▸ TASK DESCRIPTION
Quote the entries in full, character for character, without their images.

▸ INPUT MATERIAL
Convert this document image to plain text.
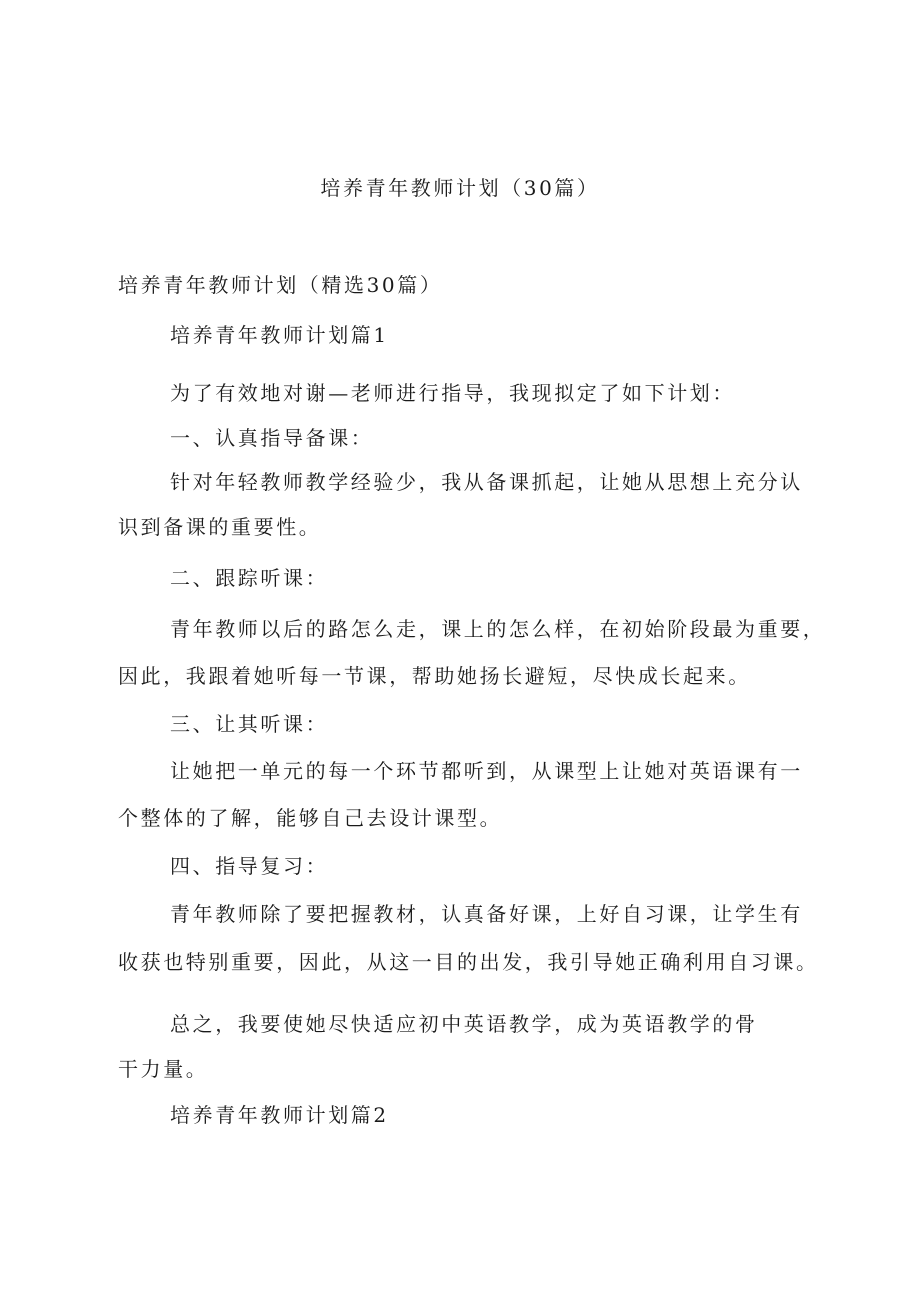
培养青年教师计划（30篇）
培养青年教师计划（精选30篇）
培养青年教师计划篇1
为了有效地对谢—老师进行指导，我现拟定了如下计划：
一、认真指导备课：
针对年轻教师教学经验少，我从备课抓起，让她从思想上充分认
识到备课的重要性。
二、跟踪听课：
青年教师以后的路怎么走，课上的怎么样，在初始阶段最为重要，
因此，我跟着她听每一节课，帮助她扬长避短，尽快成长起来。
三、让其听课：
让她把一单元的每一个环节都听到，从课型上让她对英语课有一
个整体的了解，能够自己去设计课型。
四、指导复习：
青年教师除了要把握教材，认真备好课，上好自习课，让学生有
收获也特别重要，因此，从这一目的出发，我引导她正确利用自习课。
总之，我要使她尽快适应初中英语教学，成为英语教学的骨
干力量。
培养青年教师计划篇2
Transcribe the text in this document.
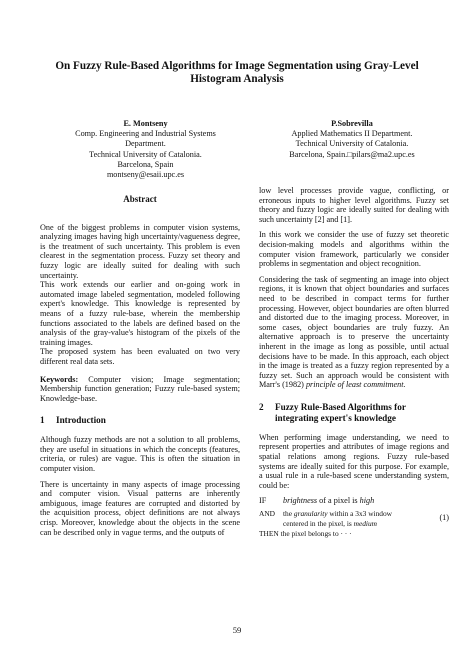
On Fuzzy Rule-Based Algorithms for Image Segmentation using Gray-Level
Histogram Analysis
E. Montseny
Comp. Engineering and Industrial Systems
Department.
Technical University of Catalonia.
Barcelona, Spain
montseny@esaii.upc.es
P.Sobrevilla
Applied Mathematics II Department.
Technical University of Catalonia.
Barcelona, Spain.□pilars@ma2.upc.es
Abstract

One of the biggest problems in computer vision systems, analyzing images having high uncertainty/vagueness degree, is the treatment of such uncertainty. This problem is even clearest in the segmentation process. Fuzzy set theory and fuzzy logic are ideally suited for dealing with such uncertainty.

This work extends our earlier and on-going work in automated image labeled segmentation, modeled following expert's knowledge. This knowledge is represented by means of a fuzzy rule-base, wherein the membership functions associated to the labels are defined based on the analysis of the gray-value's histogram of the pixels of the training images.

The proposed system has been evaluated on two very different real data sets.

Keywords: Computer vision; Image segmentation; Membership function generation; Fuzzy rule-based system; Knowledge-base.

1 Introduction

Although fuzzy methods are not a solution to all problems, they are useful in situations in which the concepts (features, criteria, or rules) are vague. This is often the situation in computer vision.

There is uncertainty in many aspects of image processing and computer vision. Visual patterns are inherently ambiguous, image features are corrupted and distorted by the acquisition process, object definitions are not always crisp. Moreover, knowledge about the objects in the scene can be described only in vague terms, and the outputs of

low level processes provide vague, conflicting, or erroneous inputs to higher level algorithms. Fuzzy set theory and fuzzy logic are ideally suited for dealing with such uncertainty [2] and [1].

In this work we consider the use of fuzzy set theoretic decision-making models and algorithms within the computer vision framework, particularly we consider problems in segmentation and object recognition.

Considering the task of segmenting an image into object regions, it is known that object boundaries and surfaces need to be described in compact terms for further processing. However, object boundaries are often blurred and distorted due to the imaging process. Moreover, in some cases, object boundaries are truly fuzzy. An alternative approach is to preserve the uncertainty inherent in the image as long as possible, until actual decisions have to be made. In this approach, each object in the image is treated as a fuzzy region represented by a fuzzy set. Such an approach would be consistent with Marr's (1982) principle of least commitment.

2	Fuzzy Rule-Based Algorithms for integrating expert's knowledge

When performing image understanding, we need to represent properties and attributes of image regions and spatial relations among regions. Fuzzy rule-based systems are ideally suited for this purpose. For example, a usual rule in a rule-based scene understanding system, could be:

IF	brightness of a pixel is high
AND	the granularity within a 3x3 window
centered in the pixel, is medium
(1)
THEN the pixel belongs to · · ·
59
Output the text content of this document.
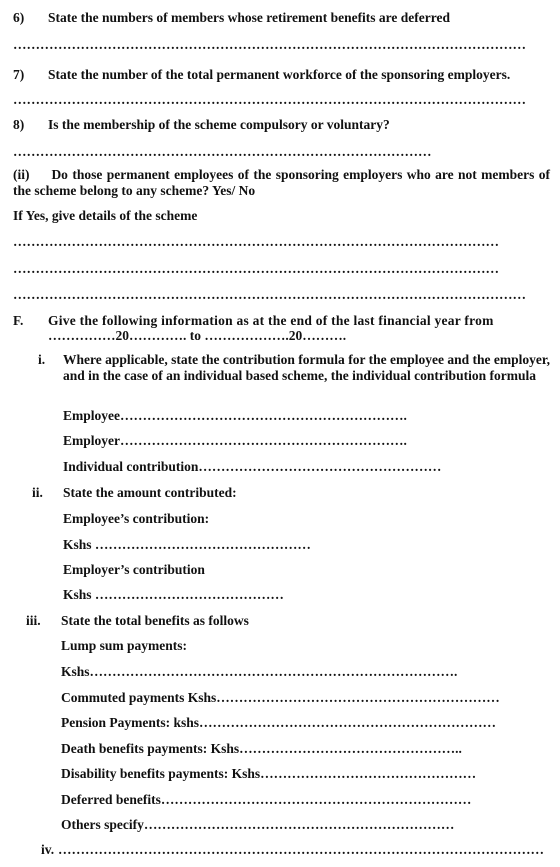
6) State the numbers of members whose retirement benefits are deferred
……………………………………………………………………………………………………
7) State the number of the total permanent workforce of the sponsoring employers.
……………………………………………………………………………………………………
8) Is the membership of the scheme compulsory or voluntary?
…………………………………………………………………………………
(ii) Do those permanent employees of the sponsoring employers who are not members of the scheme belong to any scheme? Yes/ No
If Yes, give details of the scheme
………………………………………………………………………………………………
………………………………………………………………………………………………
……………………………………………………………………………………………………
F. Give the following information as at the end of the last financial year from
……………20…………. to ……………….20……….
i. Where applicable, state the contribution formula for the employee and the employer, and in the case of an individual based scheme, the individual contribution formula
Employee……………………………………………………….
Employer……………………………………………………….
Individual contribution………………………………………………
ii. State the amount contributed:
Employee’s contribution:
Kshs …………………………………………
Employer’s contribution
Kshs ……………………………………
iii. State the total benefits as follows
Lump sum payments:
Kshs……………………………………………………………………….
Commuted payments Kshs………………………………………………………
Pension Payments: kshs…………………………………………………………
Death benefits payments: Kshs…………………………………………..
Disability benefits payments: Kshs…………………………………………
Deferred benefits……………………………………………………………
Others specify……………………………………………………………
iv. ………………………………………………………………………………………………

▸ TASK ANSWER
Convert this document image to plain text.
培养青年教师计划（30篇）
培养青年教师计划（精选30篇）
培养青年教师计划篇1
为了有效地对谢—老师进行指导，我现拟定了如下计划：
一、认真指导备课：
针对年轻教师教学经验少，我从备课抓起，让她从思想上充分认
识到备课的重要性。
二、跟踪听课：
青年教师以后的路怎么走，课上的怎么样，在初始阶段最为重要，
因此，我跟着她听每一节课，帮助她扬长避短，尽快成长起来。
三、让其听课：
让她把一单元的每一个环节都听到，从课型上让她对英语课有一
个整体的了解，能够自己去设计课型。
四、指导复习：
青年教师除了要把握教材，认真备好课，上好自习课，让学生有
收获也特别重要，因此，从这一目的出发，我引导她正确利用自习课。
总之，我要使她尽快适应初中英语教学，成为英语教学的骨
干力量。
培养青年教师计划篇2
Transcribe the text in this document.
On Fuzzy Rule-Based Algorithms for Image Segmentation using Gray-Level
Histogram Analysis
E. Montseny
Comp. Engineering and Industrial Systems
Department.
Technical University of Catalonia.
Barcelona, Spain
montseny@esaii.upc.es
P.Sobrevilla
Applied Mathematics II Department.
Technical University of Catalonia.
Barcelona, Spain.□pilars@ma2.upc.es
Abstract

One of the biggest problems in computer vision systems, analyzing images having high uncertainty/vagueness degree, is the treatment of such uncertainty. This problem is even clearest in the segmentation process. Fuzzy set theory and fuzzy logic are ideally suited for dealing with such uncertainty.

This work extends our earlier and on-going work in automated image labeled segmentation, modeled following expert's knowledge. This knowledge is represented by means of a fuzzy rule-base, wherein the membership functions associated to the labels are defined based on the analysis of the gray-value's histogram of the pixels of the training images.

The proposed system has been evaluated on two very different real data sets.

Keywords: Computer vision; Image segmentation; Membership function generation; Fuzzy rule-based system; Knowledge-base.

1 Introduction

Although fuzzy methods are not a solution to all problems, they are useful in situations in which the concepts (features, criteria, or rules) are vague. This is often the situation in computer vision.

There is uncertainty in many aspects of image processing and computer vision. Visual patterns are inherently ambiguous, image features are corrupted and distorted by the acquisition process, object definitions are not always crisp. Moreover, knowledge about the objects in the scene can be described only in vague terms, and the outputs of

low level processes provide vague, conflicting, or erroneous inputs to higher level algorithms. Fuzzy set theory and fuzzy logic are ideally suited for dealing with such uncertainty [2] and [1].

In this work we consider the use of fuzzy set theoretic decision-making models and algorithms within the computer vision framework, particularly we consider problems in segmentation and object recognition.

Considering the task of segmenting an image into object regions, it is known that object boundaries and surfaces need to be described in compact terms for further processing. However, object boundaries are often blurred and distorted due to the imaging process. Moreover, in some cases, object boundaries are truly fuzzy. An alternative approach is to preserve the uncertainty inherent in the image as long as possible, until actual decisions have to be made. In this approach, each object in the image is treated as a fuzzy region represented by a fuzzy set. Such an approach would be consistent with Marr's (1982) principle of least commitment.

2	Fuzzy Rule-Based Algorithms for integrating expert's knowledge

When performing image understanding, we need to represent properties and attributes of image regions and spatial relations among regions. Fuzzy rule-based systems are ideally suited for this purpose. For example, a usual rule in a rule-based scene understanding system, could be:

IF	brightness of a pixel is high
AND	the granularity within a 3x3 window
centered in the pixel, is medium
(1)
THEN the pixel belongs to · · ·
59
Output the text content of this document.
6) State the numbers of members whose retirement benefits are deferred
……………………………………………………………………………………………………
7) State the number of the total permanent workforce of the sponsoring employers.
……………………………………………………………………………………………………
8) Is the membership of the scheme compulsory or voluntary?
…………………………………………………………………………………
(ii) Do those permanent employees of the sponsoring employers who are not members of the scheme belong to any scheme? Yes/ No
If Yes, give details of the scheme
………………………………………………………………………………………………
………………………………………………………………………………………………
……………………………………………………………………………………………………
F. Give the following information as at the end of the last financial year from
……………20…………. to ……………….20……….
i. Where applicable, state the contribution formula for the employee and the employer, and in the case of an individual based scheme, the individual contribution formula
Employee……………………………………………………….
Employer……………………………………………………….
Individual contribution………………………………………………
ii. State the amount contributed:
Employee’s contribution:
Kshs …………………………………………
Employer’s contribution
Kshs ……………………………………
iii. State the total benefits as follows
Lump sum payments:
Kshs……………………………………………………………………….
Commuted payments Kshs………………………………………………………
Pension Payments: kshs…………………………………………………………
Death benefits payments: Kshs…………………………………………..
Disability benefits payments: Kshs…………………………………………
Deferred benefits……………………………………………………………
Others specify……………………………………………………………
iv. ………………………………………………………………………………………………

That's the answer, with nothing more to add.